CHALLENGE:
Every line that holds "的整改进展情况" should be shown.

*** EXERCISE DATA ***

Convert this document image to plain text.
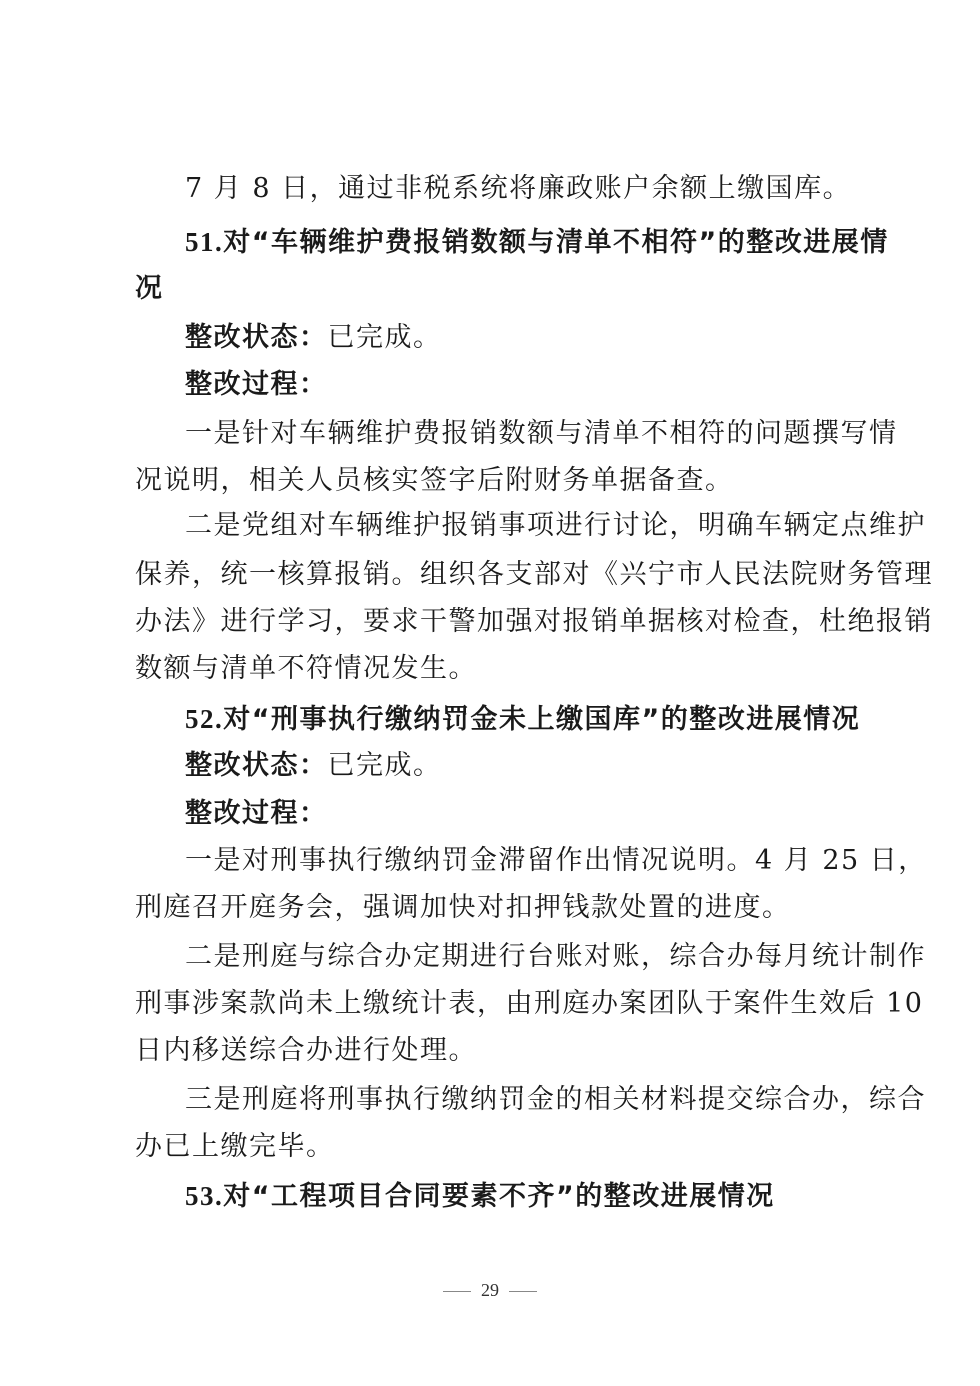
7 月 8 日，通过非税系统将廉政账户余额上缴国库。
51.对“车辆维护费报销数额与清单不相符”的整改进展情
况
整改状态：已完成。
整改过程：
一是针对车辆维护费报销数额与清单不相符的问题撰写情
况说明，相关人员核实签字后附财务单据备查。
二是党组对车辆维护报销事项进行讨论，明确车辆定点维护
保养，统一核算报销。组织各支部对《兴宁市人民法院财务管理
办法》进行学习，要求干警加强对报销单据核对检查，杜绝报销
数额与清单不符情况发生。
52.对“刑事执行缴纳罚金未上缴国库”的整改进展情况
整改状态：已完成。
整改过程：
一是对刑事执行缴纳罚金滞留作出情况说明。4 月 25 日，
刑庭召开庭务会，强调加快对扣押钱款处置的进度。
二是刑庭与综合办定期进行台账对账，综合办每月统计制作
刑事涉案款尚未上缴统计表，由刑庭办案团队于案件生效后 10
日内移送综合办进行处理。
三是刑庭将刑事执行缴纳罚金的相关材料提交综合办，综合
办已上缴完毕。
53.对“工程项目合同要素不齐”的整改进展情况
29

***

RESULT:
52.对“刑事执行缴纳罚金未上缴国库”的整改进展情况
53.对“工程项目合同要素不齐”的整改进展情况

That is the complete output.